▶ [The problem] Starting with the line that contains "Read out every word on this page.", copy every line through the end of the data below, exactly and with nothing added.

========

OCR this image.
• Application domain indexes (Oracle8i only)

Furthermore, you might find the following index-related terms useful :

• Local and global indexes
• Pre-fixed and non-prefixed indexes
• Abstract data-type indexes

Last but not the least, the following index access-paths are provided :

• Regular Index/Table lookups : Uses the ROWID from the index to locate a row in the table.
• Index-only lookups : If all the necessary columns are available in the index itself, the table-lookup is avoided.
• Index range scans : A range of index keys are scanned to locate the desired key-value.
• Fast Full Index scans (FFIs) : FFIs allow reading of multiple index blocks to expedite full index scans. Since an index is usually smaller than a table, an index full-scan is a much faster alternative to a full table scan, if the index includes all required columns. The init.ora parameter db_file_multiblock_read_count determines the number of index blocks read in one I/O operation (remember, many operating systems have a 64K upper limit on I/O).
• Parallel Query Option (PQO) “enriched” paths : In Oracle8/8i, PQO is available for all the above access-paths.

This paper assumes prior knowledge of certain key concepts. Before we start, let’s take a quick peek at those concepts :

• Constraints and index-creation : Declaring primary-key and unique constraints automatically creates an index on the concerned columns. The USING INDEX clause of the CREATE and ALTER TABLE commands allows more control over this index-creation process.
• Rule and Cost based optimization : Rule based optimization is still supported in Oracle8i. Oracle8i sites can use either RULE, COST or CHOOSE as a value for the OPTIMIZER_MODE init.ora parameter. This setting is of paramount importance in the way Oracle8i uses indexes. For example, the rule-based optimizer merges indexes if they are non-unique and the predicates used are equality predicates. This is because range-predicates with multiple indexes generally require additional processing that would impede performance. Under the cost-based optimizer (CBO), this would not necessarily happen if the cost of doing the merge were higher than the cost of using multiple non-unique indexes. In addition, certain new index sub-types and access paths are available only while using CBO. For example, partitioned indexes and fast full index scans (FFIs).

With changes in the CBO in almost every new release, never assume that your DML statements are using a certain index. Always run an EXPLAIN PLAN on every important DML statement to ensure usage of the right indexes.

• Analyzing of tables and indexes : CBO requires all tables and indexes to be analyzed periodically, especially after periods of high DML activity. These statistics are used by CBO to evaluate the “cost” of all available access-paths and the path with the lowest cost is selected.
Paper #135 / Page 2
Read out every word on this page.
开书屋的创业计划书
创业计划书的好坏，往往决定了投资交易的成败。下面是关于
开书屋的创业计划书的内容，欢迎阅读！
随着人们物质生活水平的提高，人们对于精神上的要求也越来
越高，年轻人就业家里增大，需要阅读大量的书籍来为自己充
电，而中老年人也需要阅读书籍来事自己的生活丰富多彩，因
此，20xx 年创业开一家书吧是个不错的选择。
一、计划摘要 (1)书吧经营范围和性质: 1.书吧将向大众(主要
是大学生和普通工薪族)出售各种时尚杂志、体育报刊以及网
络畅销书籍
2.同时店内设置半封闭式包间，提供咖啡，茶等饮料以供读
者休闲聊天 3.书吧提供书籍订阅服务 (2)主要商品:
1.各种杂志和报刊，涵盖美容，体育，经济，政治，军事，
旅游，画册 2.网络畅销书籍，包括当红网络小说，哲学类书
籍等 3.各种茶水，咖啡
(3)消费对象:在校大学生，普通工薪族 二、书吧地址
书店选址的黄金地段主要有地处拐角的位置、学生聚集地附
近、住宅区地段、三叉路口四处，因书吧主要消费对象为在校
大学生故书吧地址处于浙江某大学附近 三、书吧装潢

========

▶ [Answer to this problem]
Read out every word on this page.
开书屋的创业计划书
创业计划书的好坏，往往决定了投资交易的成败。下面是关于
开书屋的创业计划书的内容，欢迎阅读！
随着人们物质生活水平的提高，人们对于精神上的要求也越来
越高，年轻人就业家里增大，需要阅读大量的书籍来为自己充
电，而中老年人也需要阅读书籍来事自己的生活丰富多彩，因
此，20xx 年创业开一家书吧是个不错的选择。
一、计划摘要 (1)书吧经营范围和性质: 1.书吧将向大众(主要
是大学生和普通工薪族)出售各种时尚杂志、体育报刊以及网
络畅销书籍
2.同时店内设置半封闭式包间，提供咖啡，茶等饮料以供读
者休闲聊天 3.书吧提供书籍订阅服务 (2)主要商品:
1.各种杂志和报刊，涵盖美容，体育，经济，政治，军事，
旅游，画册 2.网络畅销书籍，包括当红网络小说，哲学类书
籍等 3.各种茶水，咖啡
(3)消费对象:在校大学生，普通工薪族 二、书吧地址
书店选址的黄金地段主要有地处拐角的位置、学生聚集地附
近、住宅区地段、三叉路口四处，因书吧主要消费对象为在校
大学生故书吧地址处于浙江某大学附近 三、书吧装潢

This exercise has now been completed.